** Begin **

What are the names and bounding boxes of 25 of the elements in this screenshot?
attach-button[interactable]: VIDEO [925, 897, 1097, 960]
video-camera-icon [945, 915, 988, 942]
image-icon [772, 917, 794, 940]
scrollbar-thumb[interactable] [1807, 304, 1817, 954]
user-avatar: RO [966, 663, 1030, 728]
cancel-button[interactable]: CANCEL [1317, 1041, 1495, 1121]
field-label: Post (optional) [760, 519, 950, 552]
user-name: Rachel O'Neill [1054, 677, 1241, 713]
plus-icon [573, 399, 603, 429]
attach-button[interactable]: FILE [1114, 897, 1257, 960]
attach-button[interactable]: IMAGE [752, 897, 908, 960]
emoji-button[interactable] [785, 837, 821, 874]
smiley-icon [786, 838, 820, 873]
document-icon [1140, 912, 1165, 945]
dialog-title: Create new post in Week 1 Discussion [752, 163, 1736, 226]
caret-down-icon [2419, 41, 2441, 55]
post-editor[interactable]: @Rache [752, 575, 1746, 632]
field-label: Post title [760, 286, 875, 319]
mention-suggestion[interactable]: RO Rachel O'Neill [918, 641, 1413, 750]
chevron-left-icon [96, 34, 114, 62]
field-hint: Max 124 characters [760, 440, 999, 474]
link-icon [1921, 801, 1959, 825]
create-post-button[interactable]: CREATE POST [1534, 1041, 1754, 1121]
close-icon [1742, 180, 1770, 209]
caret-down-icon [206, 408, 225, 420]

** End **

### What you should do
Can you copy out every one of the rows above word for word, keeping each line as it stands?

### Worked answer
What are the names and bounding boxes of 25 of the elements in this screenshot?
attach-button[interactable]: VIDEO [925, 897, 1097, 960]
video-camera-icon [945, 915, 988, 942]
image-icon [772, 917, 794, 940]
scrollbar-thumb[interactable] [1807, 304, 1817, 954]
user-avatar: RO [966, 663, 1030, 728]
cancel-button[interactable]: CANCEL [1317, 1041, 1495, 1121]
field-label: Post (optional) [760, 519, 950, 552]
user-name: Rachel O'Neill [1054, 677, 1241, 713]
plus-icon [573, 399, 603, 429]
attach-button[interactable]: FILE [1114, 897, 1257, 960]
attach-button[interactable]: IMAGE [752, 897, 908, 960]
emoji-button[interactable] [785, 837, 821, 874]
smiley-icon [786, 838, 820, 873]
document-icon [1140, 912, 1165, 945]
dialog-title: Create new post in Week 1 Discussion [752, 163, 1736, 226]
caret-down-icon [2419, 41, 2441, 55]
post-editor[interactable]: @Rache [752, 575, 1746, 632]
field-label: Post title [760, 286, 875, 319]
mention-suggestion[interactable]: RO Rachel O'Neill [918, 641, 1413, 750]
chevron-left-icon [96, 34, 114, 62]
field-hint: Max 124 characters [760, 440, 999, 474]
link-icon [1921, 801, 1959, 825]
create-post-button[interactable]: CREATE POST [1534, 1041, 1754, 1121]
close-icon [1742, 180, 1770, 209]
caret-down-icon [206, 408, 225, 420]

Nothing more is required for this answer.